## What you need to do:
Retype the records below exactly as they appear, but leave out any pictures.
***** Supplied records *****
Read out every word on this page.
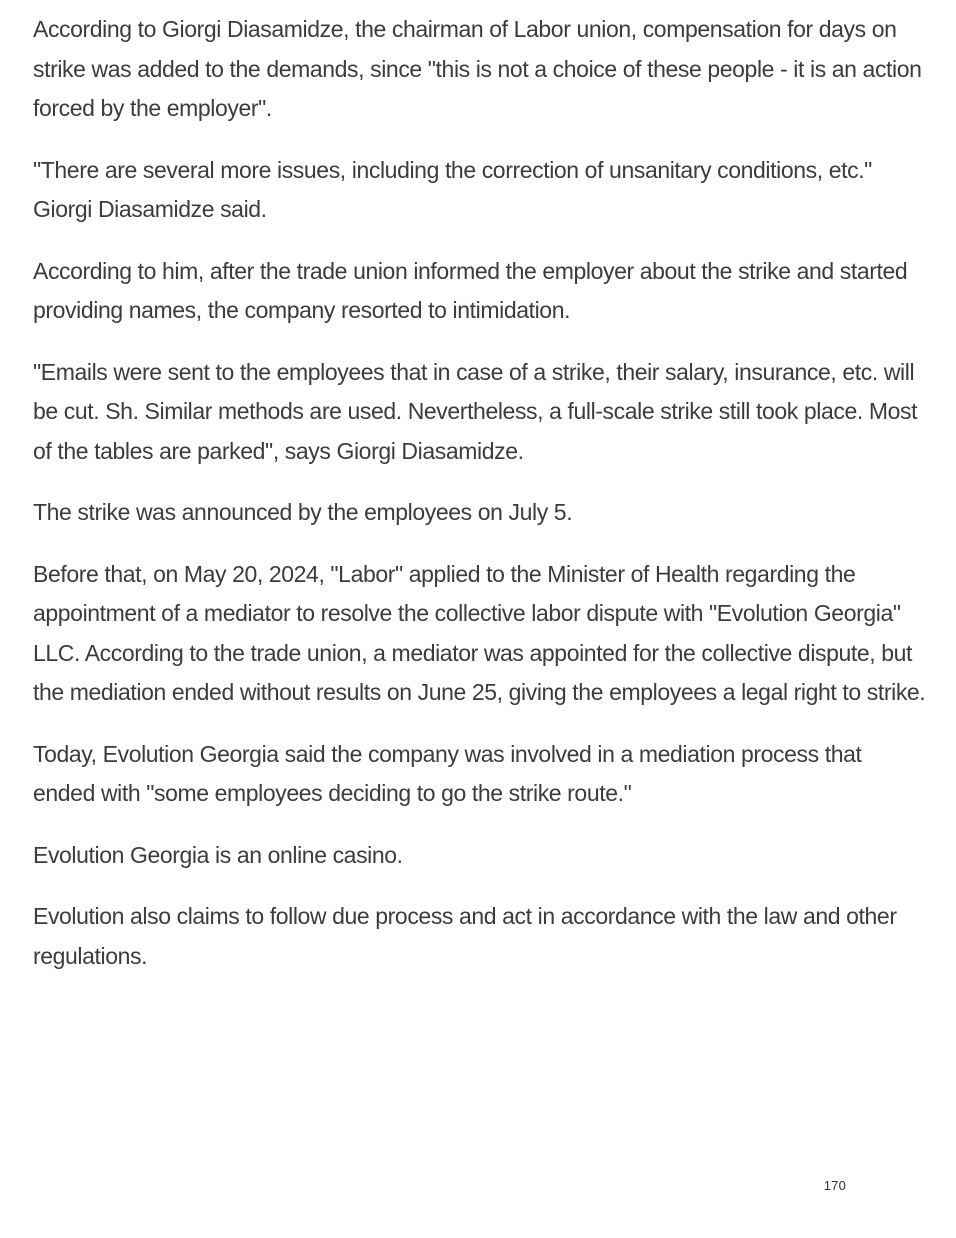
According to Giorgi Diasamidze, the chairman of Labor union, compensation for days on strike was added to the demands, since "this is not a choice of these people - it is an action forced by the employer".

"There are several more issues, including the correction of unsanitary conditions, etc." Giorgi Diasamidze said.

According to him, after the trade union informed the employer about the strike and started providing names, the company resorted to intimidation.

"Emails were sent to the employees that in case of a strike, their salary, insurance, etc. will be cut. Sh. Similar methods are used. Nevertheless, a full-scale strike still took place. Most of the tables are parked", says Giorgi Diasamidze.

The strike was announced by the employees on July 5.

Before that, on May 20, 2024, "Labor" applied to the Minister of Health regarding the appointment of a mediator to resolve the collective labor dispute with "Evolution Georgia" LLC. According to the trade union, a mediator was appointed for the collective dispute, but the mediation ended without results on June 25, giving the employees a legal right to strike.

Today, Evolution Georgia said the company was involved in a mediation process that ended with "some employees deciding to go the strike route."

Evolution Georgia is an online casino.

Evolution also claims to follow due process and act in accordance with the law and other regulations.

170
*****
## Response:
Read out every word on this page.
According to Giorgi Diasamidze, the chairman of Labor union, compensation for days on strike was added to the demands, since "this is not a choice of these people - it is an action forced by the employer".

"There are several more issues, including the correction of unsanitary conditions, etc." Giorgi Diasamidze said.

According to him, after the trade union informed the employer about the strike and started providing names, the company resorted to intimidation.

"Emails were sent to the employees that in case of a strike, their salary, insurance, etc. will be cut. Sh. Similar methods are used. Nevertheless, a full-scale strike still took place. Most of the tables are parked", says Giorgi Diasamidze.

The strike was announced by the employees on July 5.

Before that, on May 20, 2024, "Labor" applied to the Minister of Health regarding the appointment of a mediator to resolve the collective labor dispute with "Evolution Georgia" LLC. According to the trade union, a mediator was appointed for the collective dispute, but the mediation ended without results on June 25, giving the employees a legal right to strike.

Today, Evolution Georgia said the company was involved in a mediation process that ended with "some employees deciding to go the strike route."

Evolution Georgia is an online casino.

Evolution also claims to follow due process and act in accordance with the law and other regulations.

170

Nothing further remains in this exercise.